• OBJECTIVE
Search the material for the word "were" and report each line where it turns up.

(Extracted records)
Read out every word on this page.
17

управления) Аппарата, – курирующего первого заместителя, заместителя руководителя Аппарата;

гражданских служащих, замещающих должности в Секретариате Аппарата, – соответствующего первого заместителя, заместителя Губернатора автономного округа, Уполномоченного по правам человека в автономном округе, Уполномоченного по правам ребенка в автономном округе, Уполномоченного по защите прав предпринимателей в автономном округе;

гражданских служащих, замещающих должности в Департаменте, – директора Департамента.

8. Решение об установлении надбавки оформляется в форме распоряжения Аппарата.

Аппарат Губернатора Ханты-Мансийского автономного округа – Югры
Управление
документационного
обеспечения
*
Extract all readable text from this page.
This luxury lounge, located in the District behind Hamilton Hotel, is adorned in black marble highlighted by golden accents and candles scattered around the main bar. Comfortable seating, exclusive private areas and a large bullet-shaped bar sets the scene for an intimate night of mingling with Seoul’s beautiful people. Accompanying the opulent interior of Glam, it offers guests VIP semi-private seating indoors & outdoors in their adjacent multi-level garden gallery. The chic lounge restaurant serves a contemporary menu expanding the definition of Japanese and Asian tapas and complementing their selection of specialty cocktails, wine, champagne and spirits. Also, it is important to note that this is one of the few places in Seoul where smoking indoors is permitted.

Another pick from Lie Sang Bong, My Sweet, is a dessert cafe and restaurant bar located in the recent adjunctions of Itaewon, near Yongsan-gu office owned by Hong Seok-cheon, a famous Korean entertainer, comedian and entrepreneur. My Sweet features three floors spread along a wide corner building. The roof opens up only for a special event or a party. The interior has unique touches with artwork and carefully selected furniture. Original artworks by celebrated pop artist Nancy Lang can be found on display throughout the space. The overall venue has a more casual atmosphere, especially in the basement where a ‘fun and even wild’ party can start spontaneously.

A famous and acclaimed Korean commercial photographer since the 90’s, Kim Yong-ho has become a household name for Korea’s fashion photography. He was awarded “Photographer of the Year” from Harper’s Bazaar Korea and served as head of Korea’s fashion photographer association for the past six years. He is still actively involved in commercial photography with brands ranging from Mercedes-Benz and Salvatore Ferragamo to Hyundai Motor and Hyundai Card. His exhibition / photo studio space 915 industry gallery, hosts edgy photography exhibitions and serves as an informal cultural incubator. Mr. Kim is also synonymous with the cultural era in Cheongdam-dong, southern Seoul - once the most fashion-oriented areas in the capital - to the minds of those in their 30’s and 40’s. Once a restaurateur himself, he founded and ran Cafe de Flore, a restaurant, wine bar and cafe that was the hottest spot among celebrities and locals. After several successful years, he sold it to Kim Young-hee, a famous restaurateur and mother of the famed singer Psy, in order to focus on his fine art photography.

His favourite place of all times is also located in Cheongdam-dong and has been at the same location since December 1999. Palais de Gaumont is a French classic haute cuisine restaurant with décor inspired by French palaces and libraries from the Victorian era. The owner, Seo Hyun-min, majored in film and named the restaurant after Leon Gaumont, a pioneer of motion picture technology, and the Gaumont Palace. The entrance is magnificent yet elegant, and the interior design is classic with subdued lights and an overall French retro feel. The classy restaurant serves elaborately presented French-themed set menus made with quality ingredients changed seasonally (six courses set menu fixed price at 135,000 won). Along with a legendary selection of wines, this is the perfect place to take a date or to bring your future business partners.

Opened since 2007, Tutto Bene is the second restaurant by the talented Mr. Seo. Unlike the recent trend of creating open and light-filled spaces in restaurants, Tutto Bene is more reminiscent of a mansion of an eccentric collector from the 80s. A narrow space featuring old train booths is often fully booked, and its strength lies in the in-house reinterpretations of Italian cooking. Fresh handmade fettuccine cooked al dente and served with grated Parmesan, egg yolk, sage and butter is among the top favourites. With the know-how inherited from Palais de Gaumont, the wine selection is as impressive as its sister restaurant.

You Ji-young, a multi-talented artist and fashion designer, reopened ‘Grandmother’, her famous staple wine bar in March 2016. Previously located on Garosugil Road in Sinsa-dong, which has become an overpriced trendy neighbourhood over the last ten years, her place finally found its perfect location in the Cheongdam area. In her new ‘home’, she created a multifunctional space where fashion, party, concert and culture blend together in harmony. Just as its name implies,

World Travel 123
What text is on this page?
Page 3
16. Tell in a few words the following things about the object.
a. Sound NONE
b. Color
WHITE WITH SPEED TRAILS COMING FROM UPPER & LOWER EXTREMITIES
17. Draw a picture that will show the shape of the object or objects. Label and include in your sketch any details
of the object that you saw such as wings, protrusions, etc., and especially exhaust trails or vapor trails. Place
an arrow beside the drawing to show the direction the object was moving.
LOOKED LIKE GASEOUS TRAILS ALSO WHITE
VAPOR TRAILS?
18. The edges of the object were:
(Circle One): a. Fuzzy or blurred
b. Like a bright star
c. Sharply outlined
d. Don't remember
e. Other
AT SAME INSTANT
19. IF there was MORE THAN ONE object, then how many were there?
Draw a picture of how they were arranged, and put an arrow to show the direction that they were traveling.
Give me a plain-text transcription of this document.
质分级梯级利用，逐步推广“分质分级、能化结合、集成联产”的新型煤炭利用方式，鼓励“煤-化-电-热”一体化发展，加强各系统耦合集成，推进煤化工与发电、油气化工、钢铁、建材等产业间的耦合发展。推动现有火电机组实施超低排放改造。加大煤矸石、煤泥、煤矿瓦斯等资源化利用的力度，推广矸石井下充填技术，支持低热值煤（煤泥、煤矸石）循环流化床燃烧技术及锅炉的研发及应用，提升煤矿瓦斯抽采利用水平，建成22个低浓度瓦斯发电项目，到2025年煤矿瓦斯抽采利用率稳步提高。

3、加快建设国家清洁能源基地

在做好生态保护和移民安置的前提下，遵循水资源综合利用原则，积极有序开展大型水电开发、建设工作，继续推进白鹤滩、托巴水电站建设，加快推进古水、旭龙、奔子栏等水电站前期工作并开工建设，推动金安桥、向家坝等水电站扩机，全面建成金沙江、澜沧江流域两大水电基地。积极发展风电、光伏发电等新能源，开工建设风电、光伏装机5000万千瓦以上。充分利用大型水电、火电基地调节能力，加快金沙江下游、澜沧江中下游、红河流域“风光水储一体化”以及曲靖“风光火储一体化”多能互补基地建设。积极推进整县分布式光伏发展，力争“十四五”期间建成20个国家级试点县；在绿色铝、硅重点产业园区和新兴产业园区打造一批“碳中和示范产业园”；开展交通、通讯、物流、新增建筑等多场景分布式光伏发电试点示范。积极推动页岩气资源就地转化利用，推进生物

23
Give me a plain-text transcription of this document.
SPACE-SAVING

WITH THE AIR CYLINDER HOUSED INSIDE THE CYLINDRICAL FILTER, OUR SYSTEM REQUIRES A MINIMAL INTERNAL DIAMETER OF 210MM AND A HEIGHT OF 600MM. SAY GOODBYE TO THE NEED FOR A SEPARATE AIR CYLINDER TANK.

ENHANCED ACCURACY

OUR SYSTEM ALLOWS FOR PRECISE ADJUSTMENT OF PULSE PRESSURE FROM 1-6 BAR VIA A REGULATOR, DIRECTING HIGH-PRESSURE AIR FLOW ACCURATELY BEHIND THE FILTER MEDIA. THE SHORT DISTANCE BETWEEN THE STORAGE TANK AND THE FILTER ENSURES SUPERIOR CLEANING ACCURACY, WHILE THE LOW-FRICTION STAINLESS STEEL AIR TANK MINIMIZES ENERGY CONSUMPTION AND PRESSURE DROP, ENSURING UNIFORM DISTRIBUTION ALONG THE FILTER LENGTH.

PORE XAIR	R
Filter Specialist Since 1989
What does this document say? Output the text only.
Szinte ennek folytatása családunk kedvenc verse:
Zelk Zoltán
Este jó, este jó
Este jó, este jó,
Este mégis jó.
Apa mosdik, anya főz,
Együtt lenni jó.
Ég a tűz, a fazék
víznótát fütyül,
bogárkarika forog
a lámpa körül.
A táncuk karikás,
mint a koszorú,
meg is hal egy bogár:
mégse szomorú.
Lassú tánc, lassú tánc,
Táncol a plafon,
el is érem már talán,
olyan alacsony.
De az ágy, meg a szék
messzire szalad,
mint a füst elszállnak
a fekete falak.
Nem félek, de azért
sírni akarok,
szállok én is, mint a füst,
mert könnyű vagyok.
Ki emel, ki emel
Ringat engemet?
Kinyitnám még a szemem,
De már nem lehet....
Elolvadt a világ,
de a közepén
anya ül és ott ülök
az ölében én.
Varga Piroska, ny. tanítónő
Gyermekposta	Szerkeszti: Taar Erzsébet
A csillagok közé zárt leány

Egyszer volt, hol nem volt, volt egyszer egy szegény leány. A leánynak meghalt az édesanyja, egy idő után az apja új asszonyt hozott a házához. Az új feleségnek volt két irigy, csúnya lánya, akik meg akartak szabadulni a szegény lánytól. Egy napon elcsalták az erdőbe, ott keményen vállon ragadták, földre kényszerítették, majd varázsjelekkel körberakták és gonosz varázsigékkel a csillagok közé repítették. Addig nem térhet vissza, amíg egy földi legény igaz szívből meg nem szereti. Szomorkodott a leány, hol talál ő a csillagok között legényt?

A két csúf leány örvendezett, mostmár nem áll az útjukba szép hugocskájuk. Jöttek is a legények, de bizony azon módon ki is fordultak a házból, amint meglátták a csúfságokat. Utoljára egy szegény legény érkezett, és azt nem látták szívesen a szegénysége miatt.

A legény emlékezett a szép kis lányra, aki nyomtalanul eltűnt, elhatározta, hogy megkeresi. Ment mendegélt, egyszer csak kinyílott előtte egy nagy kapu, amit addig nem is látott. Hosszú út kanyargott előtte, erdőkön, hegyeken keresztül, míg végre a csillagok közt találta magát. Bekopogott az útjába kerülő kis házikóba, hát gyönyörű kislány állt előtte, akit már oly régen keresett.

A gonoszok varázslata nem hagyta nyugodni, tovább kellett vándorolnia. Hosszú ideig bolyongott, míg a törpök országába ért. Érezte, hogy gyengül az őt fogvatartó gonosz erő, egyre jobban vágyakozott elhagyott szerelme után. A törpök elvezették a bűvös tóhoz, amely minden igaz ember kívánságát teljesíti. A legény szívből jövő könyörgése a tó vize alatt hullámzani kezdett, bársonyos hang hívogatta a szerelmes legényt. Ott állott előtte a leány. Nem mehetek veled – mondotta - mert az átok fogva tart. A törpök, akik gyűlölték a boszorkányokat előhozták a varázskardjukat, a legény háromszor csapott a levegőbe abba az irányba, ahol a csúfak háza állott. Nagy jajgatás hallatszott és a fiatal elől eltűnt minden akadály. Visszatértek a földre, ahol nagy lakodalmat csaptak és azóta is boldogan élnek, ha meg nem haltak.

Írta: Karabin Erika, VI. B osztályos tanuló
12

• THE RESULT
18. The edges of the object were:
19. IF there was MORE THAN ONE object, then how many were there?
Draw a picture of how they were arranged, and put an arrow to show the direction that they were traveling.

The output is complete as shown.